§ Exercise details
Images excluded, repeat each entry below exactly.

§ Recorded data
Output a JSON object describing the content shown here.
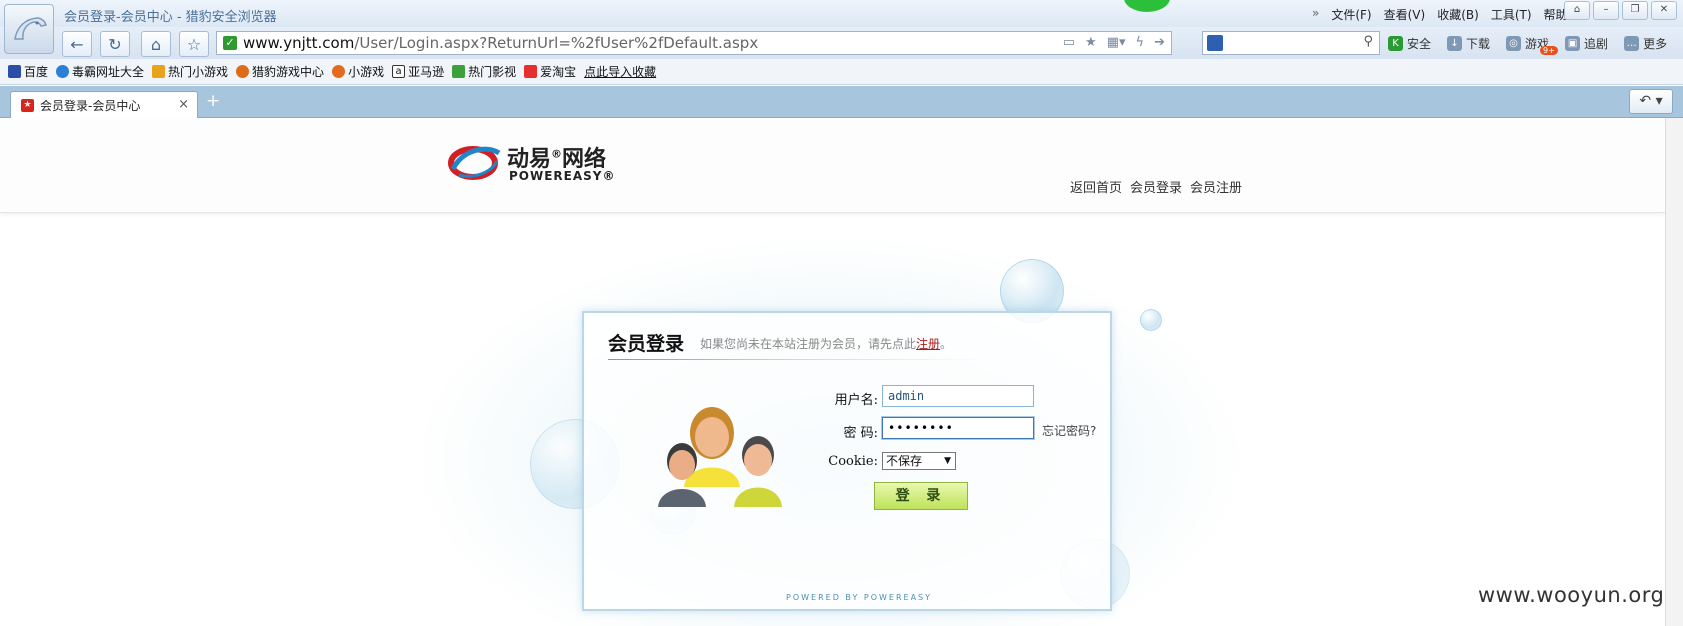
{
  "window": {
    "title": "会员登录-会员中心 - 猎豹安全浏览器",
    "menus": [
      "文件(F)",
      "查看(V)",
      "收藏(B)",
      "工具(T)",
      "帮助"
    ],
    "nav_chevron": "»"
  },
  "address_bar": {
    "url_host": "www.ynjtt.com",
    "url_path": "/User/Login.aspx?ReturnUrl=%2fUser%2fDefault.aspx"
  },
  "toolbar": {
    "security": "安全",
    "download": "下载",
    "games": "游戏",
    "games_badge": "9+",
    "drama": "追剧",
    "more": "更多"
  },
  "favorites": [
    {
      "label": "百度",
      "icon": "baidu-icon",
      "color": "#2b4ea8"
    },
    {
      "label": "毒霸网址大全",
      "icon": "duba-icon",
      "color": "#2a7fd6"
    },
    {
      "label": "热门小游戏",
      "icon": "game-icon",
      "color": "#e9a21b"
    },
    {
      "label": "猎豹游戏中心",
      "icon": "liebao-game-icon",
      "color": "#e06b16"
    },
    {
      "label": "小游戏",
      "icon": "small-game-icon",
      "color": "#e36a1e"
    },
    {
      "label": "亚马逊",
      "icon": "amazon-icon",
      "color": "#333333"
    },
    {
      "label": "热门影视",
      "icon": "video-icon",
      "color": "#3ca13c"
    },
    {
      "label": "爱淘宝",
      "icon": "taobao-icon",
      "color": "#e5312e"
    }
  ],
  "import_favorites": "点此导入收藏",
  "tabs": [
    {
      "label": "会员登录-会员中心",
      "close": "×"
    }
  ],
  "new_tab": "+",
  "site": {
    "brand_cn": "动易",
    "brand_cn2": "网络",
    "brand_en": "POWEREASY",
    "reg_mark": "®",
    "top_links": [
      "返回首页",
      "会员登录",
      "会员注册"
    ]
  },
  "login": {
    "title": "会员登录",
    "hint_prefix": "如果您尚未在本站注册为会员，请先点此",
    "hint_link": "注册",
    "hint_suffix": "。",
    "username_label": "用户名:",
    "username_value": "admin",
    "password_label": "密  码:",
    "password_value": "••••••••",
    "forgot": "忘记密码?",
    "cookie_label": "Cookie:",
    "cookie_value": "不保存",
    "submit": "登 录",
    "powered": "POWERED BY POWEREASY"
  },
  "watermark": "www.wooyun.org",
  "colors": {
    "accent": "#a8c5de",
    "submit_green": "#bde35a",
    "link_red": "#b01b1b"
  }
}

§ Result for this exercise
Output a JSON object describing the content shown here.
{
  "window": {
    "title": "会员登录-会员中心 - 猎豹安全浏览器",
    "menus": [
      "文件(F)",
      "查看(V)",
      "收藏(B)",
      "工具(T)",
      "帮助"
    ],
    "nav_chevron": "»"
  },
  "address_bar": {
    "url_host": "www.ynjtt.com",
    "url_path": "/User/Login.aspx?ReturnUrl=%2fUser%2fDefault.aspx"
  },
  "toolbar": {
    "security": "安全",
    "download": "下载",
    "games": "游戏",
    "games_badge": "9+",
    "drama": "追剧",
    "more": "更多"
  },
  "favorites": [
    {
      "label": "百度",
      "icon": "baidu-icon",
      "color": "#2b4ea8"
    },
    {
      "label": "毒霸网址大全",
      "icon": "duba-icon",
      "color": "#2a7fd6"
    },
    {
      "label": "热门小游戏",
      "icon": "game-icon",
      "color": "#e9a21b"
    },
    {
      "label": "猎豹游戏中心",
      "icon": "liebao-game-icon",
      "color": "#e06b16"
    },
    {
      "label": "小游戏",
      "icon": "small-game-icon",
      "color": "#e36a1e"
    },
    {
      "label": "亚马逊",
      "icon": "amazon-icon",
      "color": "#333333"
    },
    {
      "label": "热门影视",
      "icon": "video-icon",
      "color": "#3ca13c"
    },
    {
      "label": "爱淘宝",
      "icon": "taobao-icon",
      "color": "#e5312e"
    }
  ],
  "import_favorites": "点此导入收藏",
  "tabs": [
    {
      "label": "会员登录-会员中心",
      "close": "×"
    }
  ],
  "new_tab": "+",
  "site": {
    "brand_cn": "动易",
    "brand_cn2": "网络",
    "brand_en": "POWEREASY",
    "reg_mark": "®",
    "top_links": [
      "返回首页",
      "会员登录",
      "会员注册"
    ]
  },
  "login": {
    "title": "会员登录",
    "hint_prefix": "如果您尚未在本站注册为会员，请先点此",
    "hint_link": "注册",
    "hint_suffix": "。",
    "username_label": "用户名:",
    "username_value": "admin",
    "password_label": "密  码:",
    "password_value": "••••••••",
    "forgot": "忘记密码?",
    "cookie_label": "Cookie:",
    "cookie_value": "不保存",
    "submit": "登 录",
    "powered": "POWERED BY POWEREASY"
  },
  "watermark": "www.wooyun.org",
  "colors": {
    "accent": "#a8c5de",
    "submit_green": "#bde35a",
    "link_red": "#b01b1b"
  }
}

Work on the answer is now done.